(Material shown)

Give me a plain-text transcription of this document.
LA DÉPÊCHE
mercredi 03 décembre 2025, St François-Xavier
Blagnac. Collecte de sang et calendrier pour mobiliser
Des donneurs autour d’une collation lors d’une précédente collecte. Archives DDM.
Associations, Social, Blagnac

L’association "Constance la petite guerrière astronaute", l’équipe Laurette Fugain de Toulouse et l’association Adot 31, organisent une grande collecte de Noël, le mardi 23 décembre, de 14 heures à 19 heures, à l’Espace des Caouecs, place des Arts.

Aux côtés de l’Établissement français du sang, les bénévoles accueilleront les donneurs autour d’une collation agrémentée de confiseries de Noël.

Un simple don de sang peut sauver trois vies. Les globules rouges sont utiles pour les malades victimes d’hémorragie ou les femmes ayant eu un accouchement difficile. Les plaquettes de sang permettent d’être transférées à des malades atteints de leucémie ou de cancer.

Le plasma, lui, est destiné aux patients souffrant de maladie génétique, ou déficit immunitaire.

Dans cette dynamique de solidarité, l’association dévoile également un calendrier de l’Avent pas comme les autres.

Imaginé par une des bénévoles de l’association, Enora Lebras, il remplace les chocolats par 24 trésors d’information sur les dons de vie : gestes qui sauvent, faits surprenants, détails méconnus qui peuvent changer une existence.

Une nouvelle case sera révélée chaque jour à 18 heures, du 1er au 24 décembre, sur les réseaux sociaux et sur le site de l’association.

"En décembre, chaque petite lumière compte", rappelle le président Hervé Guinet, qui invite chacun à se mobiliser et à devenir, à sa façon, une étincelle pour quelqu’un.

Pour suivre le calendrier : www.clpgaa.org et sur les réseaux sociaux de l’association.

(End Material shown)

> **Assignment**
The answer must restate each entry word for word.

> **Answer section**
Give me a plain-text transcription of this document.
LA DÉPÊCHE
mercredi 03 décembre 2025, St François-Xavier
Blagnac. Collecte de sang et calendrier pour mobiliser
Des donneurs autour d’une collation lors d’une précédente collecte. Archives DDM.
Associations, Social, Blagnac

L’association "Constance la petite guerrière astronaute", l’équipe Laurette Fugain de Toulouse et l’association Adot 31, organisent une grande collecte de Noël, le mardi 23 décembre, de 14 heures à 19 heures, à l’Espace des Caouecs, place des Arts.

Aux côtés de l’Établissement français du sang, les bénévoles accueilleront les donneurs autour d’une collation agrémentée de confiseries de Noël.

Un simple don de sang peut sauver trois vies. Les globules rouges sont utiles pour les malades victimes d’hémorragie ou les femmes ayant eu un accouchement difficile. Les plaquettes de sang permettent d’être transférées à des malades atteints de leucémie ou de cancer.

Le plasma, lui, est destiné aux patients souffrant de maladie génétique, ou déficit immunitaire.

Dans cette dynamique de solidarité, l’association dévoile également un calendrier de l’Avent pas comme les autres.

Imaginé par une des bénévoles de l’association, Enora Lebras, il remplace les chocolats par 24 trésors d’information sur les dons de vie : gestes qui sauvent, faits surprenants, détails méconnus qui peuvent changer une existence.

Une nouvelle case sera révélée chaque jour à 18 heures, du 1er au 24 décembre, sur les réseaux sociaux et sur le site de l’association.

"En décembre, chaque petite lumière compte", rappelle le président Hervé Guinet, qui invite chacun à se mobiliser et à devenir, à sa façon, une étincelle pour quelqu’un.

Pour suivre le calendrier : www.clpgaa.org et sur les réseaux sociaux de l’association.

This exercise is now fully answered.